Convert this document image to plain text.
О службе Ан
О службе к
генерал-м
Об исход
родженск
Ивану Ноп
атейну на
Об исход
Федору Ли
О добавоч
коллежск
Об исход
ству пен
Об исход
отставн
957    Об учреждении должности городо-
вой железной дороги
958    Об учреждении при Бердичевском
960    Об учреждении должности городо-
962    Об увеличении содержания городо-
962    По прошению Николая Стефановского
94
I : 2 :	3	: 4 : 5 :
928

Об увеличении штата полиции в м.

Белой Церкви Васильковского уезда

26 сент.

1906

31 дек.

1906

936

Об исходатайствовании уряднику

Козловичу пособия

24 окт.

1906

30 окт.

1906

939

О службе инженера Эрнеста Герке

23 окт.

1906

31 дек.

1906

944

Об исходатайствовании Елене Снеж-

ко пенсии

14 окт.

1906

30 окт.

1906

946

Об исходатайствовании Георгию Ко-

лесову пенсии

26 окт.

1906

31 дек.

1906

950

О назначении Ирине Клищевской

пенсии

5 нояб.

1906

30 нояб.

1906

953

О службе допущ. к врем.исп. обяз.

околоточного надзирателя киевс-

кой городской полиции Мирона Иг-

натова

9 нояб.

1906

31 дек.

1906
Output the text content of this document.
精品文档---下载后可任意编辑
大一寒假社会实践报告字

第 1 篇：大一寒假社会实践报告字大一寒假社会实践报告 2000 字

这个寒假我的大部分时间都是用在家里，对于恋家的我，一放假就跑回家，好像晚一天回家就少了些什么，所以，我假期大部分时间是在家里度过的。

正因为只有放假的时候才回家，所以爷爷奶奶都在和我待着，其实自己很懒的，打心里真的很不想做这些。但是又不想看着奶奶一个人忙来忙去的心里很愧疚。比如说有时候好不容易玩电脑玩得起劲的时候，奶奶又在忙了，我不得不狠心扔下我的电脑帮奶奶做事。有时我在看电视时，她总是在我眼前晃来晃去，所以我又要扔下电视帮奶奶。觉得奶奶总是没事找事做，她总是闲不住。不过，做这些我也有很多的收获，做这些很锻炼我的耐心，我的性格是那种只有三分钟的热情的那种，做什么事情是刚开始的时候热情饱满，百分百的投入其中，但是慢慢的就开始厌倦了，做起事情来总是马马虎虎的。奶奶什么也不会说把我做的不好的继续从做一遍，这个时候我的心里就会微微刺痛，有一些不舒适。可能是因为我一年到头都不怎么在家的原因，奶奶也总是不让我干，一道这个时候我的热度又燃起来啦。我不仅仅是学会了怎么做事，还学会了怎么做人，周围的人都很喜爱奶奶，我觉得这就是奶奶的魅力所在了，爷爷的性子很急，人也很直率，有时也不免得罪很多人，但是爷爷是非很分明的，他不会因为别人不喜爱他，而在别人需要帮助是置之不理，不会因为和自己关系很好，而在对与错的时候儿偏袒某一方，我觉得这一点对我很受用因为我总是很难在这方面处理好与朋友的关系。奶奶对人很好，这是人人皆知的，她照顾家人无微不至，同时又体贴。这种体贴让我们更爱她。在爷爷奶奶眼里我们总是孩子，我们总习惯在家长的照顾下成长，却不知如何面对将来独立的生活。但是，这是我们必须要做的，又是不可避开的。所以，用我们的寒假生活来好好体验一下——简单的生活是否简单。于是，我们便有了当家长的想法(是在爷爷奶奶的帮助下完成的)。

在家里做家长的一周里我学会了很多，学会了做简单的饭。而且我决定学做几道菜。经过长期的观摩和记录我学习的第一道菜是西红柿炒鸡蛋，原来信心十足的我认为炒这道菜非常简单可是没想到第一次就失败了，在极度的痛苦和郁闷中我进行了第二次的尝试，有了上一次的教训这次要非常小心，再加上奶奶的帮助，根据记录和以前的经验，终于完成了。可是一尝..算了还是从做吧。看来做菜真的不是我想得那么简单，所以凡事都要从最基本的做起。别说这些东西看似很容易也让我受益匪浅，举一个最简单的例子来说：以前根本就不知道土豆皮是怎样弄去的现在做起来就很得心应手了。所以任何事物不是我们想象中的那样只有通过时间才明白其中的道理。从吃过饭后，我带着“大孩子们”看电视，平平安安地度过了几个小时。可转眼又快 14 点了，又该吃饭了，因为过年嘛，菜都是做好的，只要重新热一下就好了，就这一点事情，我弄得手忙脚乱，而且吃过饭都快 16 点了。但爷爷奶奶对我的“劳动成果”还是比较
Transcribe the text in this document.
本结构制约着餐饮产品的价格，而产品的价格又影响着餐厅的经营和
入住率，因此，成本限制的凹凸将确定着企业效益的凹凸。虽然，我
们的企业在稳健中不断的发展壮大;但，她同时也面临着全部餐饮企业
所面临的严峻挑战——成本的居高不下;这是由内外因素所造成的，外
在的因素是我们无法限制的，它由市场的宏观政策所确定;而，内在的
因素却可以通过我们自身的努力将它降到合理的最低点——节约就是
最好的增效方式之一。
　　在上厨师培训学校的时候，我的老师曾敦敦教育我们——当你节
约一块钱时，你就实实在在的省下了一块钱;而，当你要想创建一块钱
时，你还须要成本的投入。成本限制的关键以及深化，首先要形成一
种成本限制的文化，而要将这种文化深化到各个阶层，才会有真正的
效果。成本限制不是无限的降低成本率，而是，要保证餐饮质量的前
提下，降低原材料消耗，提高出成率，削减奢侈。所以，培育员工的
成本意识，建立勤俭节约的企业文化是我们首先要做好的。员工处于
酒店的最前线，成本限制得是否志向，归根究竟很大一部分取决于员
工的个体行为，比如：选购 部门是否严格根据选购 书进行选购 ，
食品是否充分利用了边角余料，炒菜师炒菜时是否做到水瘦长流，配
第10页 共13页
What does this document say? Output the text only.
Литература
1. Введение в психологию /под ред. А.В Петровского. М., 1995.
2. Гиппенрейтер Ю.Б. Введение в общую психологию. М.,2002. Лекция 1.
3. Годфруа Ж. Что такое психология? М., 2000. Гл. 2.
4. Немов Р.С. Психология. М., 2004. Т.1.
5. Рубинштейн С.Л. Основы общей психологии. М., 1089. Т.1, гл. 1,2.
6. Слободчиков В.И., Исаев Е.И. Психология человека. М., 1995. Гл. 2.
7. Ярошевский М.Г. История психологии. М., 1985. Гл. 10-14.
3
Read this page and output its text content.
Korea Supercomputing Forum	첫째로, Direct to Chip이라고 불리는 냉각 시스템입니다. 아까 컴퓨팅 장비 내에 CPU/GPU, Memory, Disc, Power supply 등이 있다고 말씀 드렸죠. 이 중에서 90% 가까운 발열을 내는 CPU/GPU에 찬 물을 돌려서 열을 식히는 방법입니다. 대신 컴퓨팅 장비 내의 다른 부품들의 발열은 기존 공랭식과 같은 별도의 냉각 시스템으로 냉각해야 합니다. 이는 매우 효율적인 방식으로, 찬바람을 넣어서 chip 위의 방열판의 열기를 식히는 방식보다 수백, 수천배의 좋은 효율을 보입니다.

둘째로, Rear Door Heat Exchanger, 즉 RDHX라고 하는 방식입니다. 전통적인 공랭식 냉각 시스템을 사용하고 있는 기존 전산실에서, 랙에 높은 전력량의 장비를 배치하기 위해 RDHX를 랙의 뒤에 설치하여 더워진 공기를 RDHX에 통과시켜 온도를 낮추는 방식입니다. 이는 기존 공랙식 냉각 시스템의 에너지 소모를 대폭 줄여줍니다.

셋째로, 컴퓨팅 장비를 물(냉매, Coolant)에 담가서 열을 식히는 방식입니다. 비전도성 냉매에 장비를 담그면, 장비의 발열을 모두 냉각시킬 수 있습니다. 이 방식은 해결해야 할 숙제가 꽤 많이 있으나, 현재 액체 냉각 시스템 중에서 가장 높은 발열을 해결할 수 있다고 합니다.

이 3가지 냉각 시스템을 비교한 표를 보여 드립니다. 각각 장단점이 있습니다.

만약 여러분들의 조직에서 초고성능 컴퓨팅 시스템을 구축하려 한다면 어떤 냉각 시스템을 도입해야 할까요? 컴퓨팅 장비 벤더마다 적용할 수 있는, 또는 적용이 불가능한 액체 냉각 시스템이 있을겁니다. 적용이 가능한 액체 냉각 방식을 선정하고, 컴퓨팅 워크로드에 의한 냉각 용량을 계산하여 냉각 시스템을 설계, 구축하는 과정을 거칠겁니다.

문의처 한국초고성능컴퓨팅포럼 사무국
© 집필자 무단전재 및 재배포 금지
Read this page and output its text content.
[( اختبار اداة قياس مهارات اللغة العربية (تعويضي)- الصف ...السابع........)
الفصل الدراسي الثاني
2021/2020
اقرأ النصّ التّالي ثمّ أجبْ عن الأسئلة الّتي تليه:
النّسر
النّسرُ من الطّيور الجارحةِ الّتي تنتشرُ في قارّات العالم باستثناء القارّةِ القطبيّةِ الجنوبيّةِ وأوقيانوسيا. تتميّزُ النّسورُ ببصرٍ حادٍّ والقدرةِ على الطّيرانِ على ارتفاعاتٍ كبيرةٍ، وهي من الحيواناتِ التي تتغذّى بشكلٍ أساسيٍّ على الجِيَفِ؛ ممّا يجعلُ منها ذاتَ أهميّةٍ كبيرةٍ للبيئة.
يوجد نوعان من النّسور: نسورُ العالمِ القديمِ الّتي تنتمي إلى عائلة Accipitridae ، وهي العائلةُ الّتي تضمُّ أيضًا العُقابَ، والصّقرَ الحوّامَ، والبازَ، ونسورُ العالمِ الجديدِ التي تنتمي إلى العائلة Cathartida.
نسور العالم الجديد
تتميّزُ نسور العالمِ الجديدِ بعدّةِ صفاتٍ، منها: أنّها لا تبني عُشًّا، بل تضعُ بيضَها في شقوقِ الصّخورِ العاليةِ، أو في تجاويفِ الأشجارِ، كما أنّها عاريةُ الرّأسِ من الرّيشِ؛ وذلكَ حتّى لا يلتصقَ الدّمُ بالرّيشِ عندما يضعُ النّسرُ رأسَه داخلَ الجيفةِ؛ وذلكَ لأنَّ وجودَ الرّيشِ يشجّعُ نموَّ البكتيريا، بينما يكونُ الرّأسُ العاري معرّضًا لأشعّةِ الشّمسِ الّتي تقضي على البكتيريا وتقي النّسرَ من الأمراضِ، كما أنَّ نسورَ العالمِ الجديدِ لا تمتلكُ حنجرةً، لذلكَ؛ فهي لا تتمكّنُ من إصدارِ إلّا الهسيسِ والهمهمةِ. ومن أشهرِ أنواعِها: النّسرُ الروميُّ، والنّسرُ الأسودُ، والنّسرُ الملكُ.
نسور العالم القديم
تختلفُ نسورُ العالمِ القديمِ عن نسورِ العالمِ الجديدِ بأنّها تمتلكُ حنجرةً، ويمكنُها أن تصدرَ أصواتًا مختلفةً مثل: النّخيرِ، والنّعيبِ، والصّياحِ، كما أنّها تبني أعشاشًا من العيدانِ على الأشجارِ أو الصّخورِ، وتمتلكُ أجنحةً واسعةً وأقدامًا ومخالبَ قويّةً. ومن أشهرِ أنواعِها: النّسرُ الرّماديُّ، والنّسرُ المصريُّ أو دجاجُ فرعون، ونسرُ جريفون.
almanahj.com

* [What to produce]
From the entries above, copy every line that holds the word "방식입니다".

* [Output of the exercise]
둘째로, Rear Door Heat Exchanger, 즉 RDHX라고 하는 방식입니다. 전통적인 공랭식 냉각 시스템을 사용하고 있는 기존 전산실에서, 랙에 높은 전력량의 장비를 배치하기 위해 RDHX를 랙의 뒤에 설치하여 더워진 공기를 RDHX에 통과시켜 온도를 낮추는 방식입니다. 이는 기존 공랙식 냉각 시스템의 에너지 소모를 대폭 줄여줍니다.
셋째로, 컴퓨팅 장비를 물(냉매, Coolant)에 담가서 열을 식히는 방식입니다. 비전도성 냉매에 장비를 담그면, 장비의 발열을 모두 냉각시킬 수 있습니다. 이 방식은 해결해야 할 숙제가 꽤 많이 있으나, 현재 액체 냉각 시스템 중에서 가장 높은 발열을 해결할 수 있다고 합니다.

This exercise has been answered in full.